## The request
In the data that follows, count each line holding the string "right"; answer with the number only.

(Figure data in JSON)

※

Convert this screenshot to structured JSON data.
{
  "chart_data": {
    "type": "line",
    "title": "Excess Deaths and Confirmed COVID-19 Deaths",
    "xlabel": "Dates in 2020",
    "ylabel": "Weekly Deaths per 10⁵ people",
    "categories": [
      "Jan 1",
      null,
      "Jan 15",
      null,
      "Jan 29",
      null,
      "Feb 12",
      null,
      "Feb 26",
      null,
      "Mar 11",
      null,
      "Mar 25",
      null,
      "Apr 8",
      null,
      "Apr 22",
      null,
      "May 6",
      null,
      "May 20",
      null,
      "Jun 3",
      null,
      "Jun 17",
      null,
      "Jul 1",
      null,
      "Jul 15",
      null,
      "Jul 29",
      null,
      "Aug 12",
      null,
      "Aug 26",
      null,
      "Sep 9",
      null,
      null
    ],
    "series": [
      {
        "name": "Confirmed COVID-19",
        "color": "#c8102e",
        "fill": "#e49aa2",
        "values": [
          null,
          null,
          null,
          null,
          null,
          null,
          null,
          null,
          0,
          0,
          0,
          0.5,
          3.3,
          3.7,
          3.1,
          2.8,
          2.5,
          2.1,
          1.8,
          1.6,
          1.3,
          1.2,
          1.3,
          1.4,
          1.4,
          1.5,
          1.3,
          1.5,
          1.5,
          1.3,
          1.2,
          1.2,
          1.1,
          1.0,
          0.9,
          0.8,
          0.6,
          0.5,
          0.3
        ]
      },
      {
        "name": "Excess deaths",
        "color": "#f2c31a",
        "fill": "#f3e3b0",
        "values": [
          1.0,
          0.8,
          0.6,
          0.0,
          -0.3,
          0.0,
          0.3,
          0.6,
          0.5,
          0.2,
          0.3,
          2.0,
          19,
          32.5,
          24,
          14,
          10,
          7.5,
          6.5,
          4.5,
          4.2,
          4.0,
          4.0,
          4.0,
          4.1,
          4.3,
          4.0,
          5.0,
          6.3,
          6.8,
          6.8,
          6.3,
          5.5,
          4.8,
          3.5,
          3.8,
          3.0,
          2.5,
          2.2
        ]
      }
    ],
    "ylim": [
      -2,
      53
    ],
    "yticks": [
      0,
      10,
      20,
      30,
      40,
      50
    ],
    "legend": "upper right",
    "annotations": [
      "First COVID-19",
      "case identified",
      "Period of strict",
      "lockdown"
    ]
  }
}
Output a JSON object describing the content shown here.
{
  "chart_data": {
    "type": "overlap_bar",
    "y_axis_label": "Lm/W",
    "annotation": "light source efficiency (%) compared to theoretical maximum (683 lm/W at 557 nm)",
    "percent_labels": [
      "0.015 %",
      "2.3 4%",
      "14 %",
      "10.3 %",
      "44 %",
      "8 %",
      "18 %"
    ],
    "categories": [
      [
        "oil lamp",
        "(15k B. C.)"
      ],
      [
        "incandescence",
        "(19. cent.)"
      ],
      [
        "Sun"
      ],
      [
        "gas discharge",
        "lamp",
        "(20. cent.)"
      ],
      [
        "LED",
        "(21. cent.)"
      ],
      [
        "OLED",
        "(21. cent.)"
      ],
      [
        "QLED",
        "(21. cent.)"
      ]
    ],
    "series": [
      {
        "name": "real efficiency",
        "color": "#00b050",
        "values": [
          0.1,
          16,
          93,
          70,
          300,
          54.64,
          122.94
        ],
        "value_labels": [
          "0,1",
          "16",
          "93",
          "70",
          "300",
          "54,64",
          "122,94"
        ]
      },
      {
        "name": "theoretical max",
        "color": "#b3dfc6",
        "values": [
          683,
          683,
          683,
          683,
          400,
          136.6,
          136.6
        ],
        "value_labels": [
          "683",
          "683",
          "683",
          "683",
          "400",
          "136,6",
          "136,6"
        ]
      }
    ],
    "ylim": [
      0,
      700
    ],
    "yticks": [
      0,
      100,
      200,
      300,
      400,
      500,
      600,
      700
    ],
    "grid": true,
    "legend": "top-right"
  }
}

※

## Written answer
2